WHAT THE TASK ASKS: Copy out every line containing the word "Autoproducer".

MATERIAL TO PROCESS:
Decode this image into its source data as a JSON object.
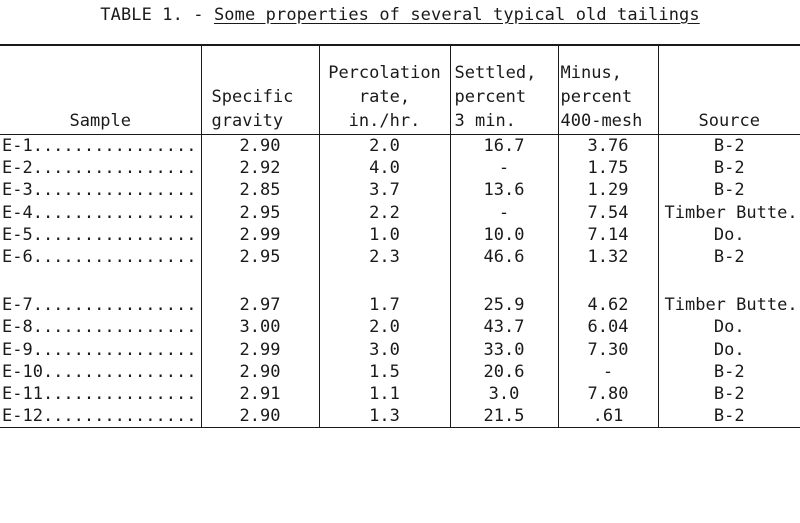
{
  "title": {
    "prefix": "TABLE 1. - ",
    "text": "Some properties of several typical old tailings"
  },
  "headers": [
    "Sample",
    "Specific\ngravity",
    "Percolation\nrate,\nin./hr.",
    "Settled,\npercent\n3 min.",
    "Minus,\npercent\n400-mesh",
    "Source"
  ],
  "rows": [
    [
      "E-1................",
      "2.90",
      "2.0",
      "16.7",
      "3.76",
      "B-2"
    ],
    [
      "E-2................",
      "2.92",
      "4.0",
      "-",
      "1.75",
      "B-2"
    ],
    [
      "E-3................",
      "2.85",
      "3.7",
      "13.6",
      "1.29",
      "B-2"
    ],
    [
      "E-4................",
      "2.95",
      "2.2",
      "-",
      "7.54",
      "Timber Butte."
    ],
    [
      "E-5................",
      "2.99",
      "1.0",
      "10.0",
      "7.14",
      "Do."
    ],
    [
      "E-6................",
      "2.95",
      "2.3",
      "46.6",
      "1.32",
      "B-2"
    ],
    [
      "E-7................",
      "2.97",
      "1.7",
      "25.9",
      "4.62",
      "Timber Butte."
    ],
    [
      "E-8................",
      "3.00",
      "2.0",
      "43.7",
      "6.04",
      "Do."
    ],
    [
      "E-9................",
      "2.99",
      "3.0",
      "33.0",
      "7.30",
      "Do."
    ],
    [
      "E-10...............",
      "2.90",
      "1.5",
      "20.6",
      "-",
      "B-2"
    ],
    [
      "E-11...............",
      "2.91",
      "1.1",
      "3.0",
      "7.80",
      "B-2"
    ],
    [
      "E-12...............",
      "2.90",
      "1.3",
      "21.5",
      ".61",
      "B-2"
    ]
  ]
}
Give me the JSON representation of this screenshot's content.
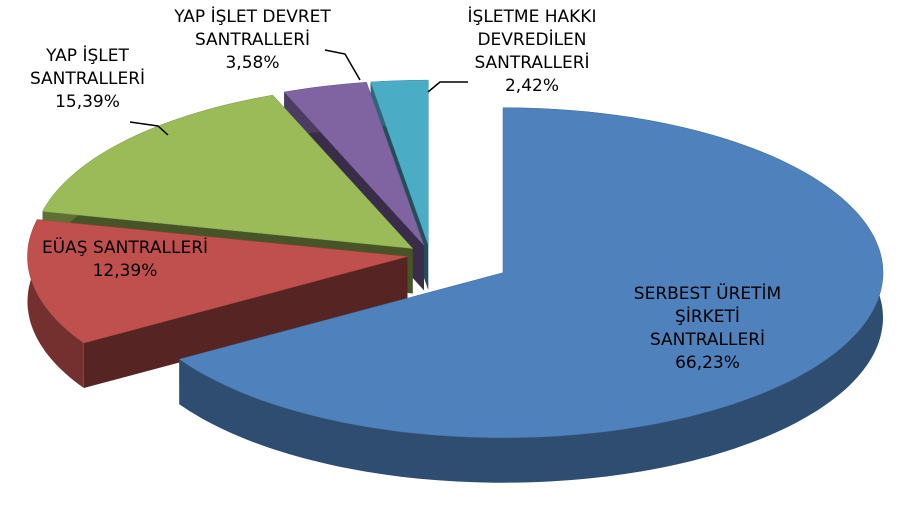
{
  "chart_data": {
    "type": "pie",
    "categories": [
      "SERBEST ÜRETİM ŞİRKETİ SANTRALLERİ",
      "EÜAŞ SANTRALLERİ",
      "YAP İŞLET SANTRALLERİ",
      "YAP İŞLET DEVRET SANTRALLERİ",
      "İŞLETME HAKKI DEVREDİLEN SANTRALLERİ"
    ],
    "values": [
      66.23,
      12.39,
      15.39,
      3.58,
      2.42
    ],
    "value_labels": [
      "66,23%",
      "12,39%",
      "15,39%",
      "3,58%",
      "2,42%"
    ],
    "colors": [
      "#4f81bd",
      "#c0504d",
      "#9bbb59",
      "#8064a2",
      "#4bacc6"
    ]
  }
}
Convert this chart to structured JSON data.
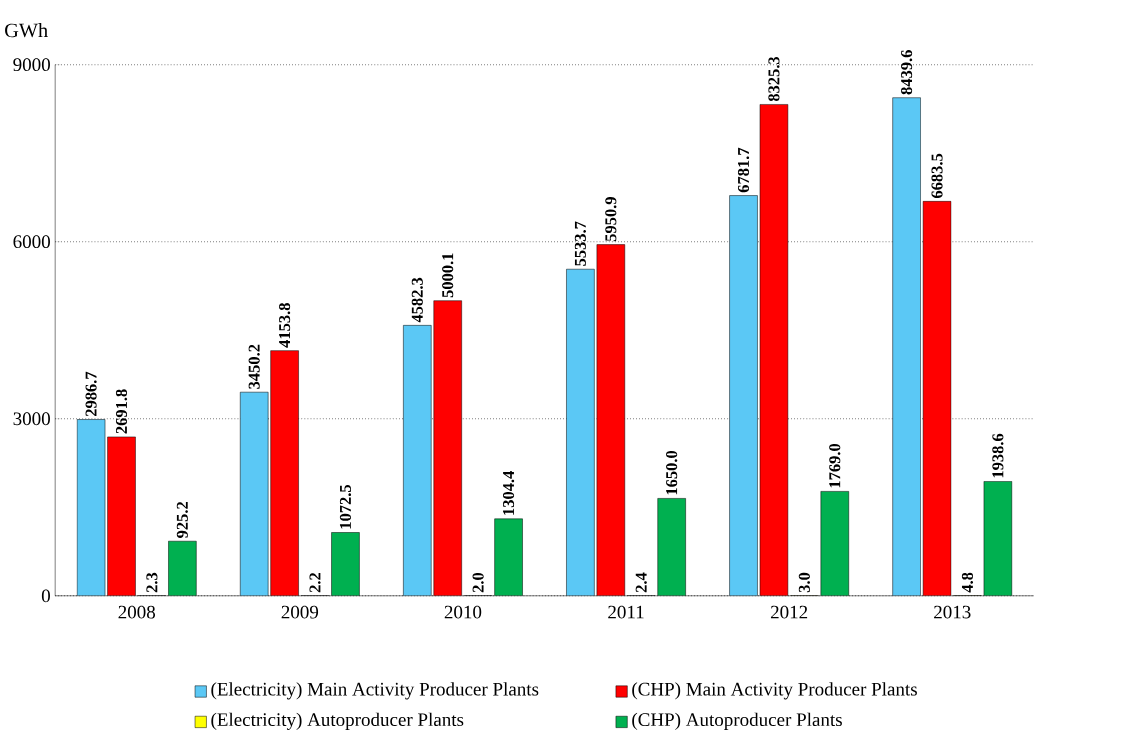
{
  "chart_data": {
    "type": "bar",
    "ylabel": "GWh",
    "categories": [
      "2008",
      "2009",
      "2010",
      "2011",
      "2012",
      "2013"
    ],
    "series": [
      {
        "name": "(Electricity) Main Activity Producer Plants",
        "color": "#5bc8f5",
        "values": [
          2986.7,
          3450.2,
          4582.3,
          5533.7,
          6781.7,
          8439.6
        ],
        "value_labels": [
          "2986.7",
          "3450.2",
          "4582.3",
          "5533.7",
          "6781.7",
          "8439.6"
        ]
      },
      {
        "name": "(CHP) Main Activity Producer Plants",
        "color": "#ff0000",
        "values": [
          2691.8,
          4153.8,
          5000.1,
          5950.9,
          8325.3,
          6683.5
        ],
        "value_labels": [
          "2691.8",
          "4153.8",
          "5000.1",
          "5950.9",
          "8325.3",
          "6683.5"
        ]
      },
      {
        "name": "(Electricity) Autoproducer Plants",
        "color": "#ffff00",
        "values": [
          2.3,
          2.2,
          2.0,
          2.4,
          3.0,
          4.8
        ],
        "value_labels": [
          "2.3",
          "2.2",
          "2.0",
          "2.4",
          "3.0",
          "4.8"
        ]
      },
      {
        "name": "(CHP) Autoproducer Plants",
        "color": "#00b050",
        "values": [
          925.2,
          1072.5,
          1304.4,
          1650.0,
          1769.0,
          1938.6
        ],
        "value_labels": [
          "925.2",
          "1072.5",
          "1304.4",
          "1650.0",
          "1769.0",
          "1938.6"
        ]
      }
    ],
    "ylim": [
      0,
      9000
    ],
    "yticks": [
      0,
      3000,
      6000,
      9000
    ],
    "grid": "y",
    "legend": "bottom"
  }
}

RESULT:
        "name": "(Electricity) Autoproducer Plants",
        "name": "(CHP) Autoproducer Plants",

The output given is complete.